WORK TO BE COMPLETED:
Transcribe each line of the material as it is, and drop any picture.
* Start *
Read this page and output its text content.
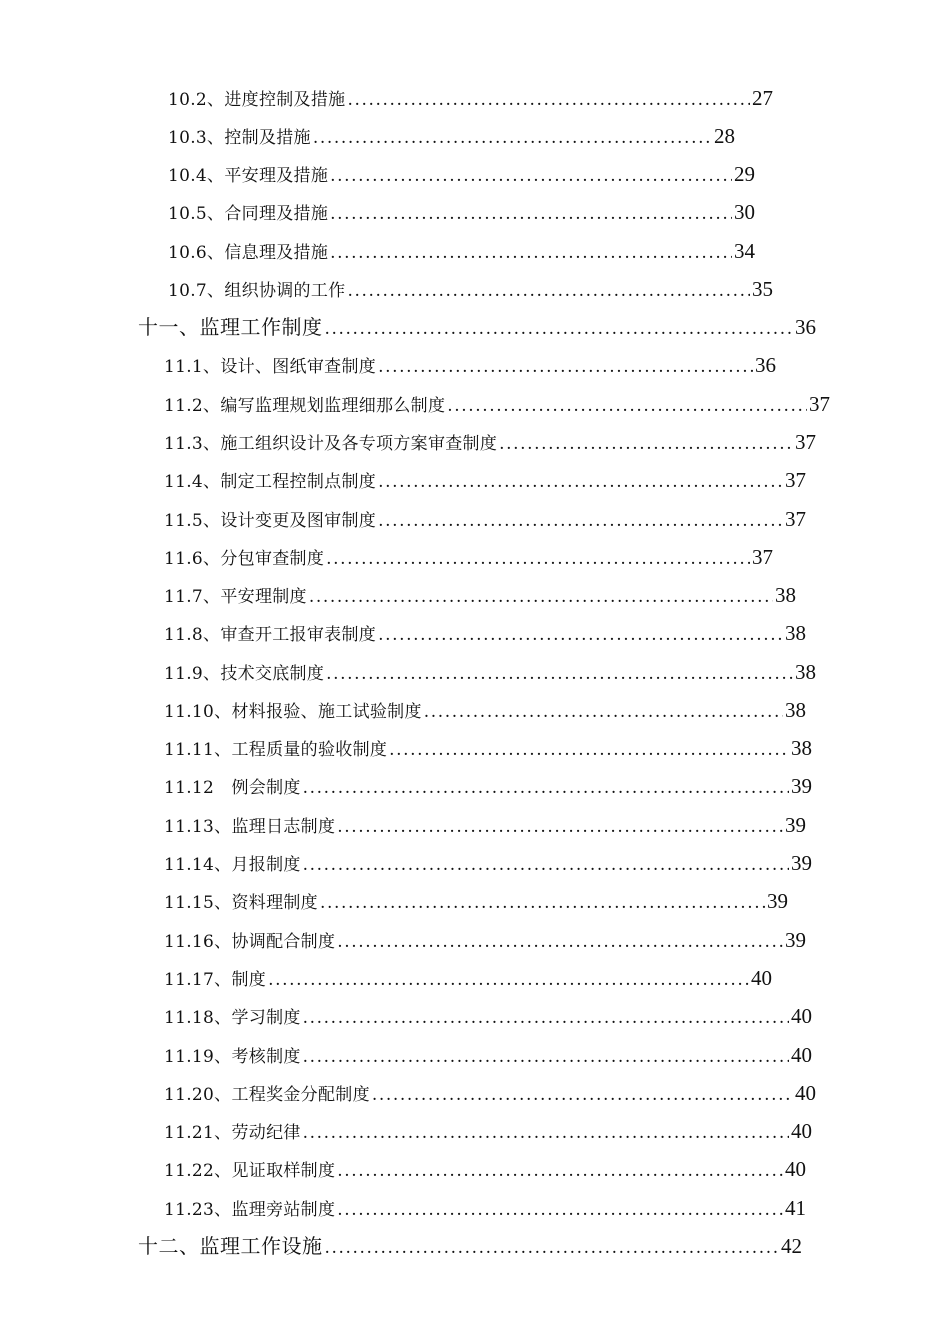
10.2、进度控制及措施 .....	27
10.3、控制及措施 .....	28
10.4、平安理及措施 .....	29
10.5、合同理及措施 .....	30
10.6、信息理及措施 .....	34
10.7、组织协调的工作 .....	35
十一、监理工作制度 .....	36
11.1、设计、图纸审查制度 .....	36
11.2、编写监理规划监理细那么制度 .....	37
11.3、施工组织设计及各专项方案审查制度 .....	37
11.4、制定工程控制点制度 .....	37
11.5、设计变更及图审制度 .....	37
11.6、分包审查制度 .....	37
11.7、平安理制度 .....	38
11.8、审查开工报审表制度 .....	38
11.9、技术交底制度 .....	38
11.10、材料报验、施工试验制度 .....	38
11.11、工程质量的验收制度 .....	38
11.12　例会制度 .....	39
11.13、监理日志制度 .....	39
11.14、月报制度 .....	39
11.15、资料理制度 .....	39
11.16、协调配合制度 .....	39
11.17、制度 .....	40
11.18、学习制度 .....	40
11.19、考核制度 .....	40
11.20、工程奖金分配制度 .....	40
11.21、劳动纪律 .....	40
11.22、见证取样制度 .....	40
11.23、监理旁站制度 .....	41
十二、监理工作设施 .....	42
* End *
SOLUTION BELOW:
Read this page and output its text content.
10.2、进度控制及措施 .....	27
10.3、控制及措施 .....	28
10.4、平安理及措施 .....	29
10.5、合同理及措施 .....	30
10.6、信息理及措施 .....	34
10.7、组织协调的工作 .....	35
十一、监理工作制度 .....	36
11.1、设计、图纸审查制度 .....	36
11.2、编写监理规划监理细那么制度 .....	37
11.3、施工组织设计及各专项方案审查制度 .....	37
11.4、制定工程控制点制度 .....	37
11.5、设计变更及图审制度 .....	37
11.6、分包审查制度 .....	37
11.7、平安理制度 .....	38
11.8、审查开工报审表制度 .....	38
11.9、技术交底制度 .....	38
11.10、材料报验、施工试验制度 .....	38
11.11、工程质量的验收制度 .....	38
11.12　例会制度 .....	39
11.13、监理日志制度 .....	39
11.14、月报制度 .....	39
11.15、资料理制度 .....	39
11.16、协调配合制度 .....	39
11.17、制度 .....	40
11.18、学习制度 .....	40
11.19、考核制度 .....	40
11.20、工程奖金分配制度 .....	40
11.21、劳动纪律 .....	40
11.22、见证取样制度 .....	40
11.23、监理旁站制度 .....	41
十二、监理工作设施 .....	42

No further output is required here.